◆ **WHAT TO PRODUCE**: Pick out the lines below that contain the string "label" and copy them all.
= = =
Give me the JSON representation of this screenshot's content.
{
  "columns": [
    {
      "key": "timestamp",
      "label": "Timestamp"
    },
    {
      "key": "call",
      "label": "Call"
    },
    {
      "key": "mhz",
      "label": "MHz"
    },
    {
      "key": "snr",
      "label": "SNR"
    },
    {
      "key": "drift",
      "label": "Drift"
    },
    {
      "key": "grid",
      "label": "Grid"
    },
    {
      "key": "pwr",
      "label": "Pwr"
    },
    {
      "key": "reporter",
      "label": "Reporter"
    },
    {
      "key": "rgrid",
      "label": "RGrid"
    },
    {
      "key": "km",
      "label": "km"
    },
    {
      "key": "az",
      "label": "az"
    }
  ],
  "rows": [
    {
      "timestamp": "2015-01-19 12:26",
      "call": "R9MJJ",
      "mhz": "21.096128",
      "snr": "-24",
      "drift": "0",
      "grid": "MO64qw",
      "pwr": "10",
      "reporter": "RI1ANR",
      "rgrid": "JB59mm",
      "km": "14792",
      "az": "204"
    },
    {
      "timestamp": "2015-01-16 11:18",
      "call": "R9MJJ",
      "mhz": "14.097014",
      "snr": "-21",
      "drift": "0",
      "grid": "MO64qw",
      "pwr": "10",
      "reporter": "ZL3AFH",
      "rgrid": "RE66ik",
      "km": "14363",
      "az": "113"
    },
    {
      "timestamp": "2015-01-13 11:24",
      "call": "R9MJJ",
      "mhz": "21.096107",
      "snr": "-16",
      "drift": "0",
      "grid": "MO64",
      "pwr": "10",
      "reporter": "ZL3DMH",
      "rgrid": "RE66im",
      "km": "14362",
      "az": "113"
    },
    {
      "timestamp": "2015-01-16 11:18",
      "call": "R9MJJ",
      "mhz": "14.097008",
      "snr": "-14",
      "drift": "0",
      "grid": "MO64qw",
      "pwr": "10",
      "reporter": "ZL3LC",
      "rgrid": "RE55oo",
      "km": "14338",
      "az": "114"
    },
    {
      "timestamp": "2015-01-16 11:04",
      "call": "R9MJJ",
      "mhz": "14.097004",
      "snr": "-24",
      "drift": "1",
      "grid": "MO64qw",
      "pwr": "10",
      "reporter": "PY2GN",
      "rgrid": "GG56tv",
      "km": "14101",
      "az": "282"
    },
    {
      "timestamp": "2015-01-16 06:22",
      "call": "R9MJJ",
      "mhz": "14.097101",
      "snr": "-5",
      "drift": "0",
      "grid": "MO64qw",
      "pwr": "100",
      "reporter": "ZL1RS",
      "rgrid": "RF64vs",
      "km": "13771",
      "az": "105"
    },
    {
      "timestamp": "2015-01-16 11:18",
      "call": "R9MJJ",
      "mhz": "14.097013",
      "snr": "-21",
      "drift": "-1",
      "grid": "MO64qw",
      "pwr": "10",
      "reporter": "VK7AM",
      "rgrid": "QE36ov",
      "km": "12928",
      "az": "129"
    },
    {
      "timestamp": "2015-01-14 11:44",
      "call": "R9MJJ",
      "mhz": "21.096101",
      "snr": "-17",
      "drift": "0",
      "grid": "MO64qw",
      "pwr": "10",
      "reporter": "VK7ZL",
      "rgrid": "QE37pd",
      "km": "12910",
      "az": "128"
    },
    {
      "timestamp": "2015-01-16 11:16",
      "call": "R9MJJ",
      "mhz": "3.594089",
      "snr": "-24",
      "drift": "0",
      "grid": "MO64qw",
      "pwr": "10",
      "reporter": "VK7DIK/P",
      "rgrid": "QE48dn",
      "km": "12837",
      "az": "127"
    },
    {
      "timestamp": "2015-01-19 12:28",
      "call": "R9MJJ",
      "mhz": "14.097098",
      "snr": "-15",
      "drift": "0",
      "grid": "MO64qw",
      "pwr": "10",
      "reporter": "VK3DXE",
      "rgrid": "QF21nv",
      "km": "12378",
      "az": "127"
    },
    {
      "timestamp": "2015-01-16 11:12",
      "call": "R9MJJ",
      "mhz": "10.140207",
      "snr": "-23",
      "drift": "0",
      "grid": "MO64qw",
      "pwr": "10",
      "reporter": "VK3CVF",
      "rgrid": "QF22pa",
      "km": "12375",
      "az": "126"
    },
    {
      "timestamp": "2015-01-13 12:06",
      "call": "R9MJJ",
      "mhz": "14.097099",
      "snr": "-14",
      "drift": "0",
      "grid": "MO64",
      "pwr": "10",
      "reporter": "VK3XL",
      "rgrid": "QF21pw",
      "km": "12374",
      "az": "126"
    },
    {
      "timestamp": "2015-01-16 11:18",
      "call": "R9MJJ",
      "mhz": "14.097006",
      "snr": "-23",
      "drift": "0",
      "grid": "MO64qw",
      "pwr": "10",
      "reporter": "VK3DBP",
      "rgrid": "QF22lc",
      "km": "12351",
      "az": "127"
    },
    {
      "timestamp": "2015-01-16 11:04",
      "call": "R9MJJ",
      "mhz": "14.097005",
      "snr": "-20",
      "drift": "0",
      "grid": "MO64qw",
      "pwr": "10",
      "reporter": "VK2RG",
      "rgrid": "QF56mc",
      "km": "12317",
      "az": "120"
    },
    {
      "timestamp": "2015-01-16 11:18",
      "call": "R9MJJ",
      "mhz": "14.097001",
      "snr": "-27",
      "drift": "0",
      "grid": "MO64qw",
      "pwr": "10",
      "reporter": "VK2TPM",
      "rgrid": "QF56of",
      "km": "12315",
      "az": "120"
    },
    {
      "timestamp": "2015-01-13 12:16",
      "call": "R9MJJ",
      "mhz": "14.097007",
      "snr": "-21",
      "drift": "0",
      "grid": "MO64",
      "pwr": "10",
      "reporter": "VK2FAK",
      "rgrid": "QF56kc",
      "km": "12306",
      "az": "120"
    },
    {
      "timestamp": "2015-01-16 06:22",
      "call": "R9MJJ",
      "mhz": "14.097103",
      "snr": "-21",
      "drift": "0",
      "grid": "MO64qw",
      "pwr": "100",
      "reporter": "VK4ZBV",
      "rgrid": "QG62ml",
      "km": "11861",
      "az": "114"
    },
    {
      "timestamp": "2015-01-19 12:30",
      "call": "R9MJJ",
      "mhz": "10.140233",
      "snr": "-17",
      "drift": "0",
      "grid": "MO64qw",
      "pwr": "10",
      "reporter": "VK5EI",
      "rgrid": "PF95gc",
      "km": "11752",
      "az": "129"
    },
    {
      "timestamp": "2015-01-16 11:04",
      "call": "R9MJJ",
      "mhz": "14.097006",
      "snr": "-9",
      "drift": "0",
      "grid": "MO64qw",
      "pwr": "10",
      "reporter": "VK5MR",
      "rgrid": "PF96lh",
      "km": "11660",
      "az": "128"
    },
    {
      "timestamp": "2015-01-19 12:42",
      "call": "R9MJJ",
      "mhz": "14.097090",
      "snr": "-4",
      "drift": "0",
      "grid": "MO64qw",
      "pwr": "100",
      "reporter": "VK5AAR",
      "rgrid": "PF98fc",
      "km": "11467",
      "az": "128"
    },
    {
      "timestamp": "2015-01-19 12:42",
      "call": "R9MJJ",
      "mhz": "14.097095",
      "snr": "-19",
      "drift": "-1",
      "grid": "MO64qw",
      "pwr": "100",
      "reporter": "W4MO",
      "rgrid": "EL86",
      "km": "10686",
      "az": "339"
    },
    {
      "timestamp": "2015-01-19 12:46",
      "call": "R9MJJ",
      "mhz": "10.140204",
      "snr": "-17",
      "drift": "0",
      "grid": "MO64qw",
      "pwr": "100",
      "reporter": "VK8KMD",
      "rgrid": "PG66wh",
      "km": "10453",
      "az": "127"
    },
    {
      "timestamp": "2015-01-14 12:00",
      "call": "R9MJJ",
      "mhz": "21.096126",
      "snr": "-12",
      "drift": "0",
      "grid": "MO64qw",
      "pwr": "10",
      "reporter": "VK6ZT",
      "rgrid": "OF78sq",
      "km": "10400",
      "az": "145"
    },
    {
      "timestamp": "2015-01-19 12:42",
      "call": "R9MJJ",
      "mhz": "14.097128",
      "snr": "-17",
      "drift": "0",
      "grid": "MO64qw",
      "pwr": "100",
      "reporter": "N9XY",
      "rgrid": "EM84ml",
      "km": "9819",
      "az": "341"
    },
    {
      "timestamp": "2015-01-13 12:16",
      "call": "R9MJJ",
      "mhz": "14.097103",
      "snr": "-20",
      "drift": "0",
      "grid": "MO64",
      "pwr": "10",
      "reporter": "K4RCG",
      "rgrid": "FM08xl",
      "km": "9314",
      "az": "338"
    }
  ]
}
= = =
◆ **EXERCISE OUTPUT**:
      "label": "Timestamp"
      "label": "Call"
      "label": "MHz"
      "label": "SNR"
      "label": "Drift"
      "label": "Grid"
      "label": "Pwr"
      "label": "Reporter"
      "label": "RGrid"
      "label": "km"
      "label": "az"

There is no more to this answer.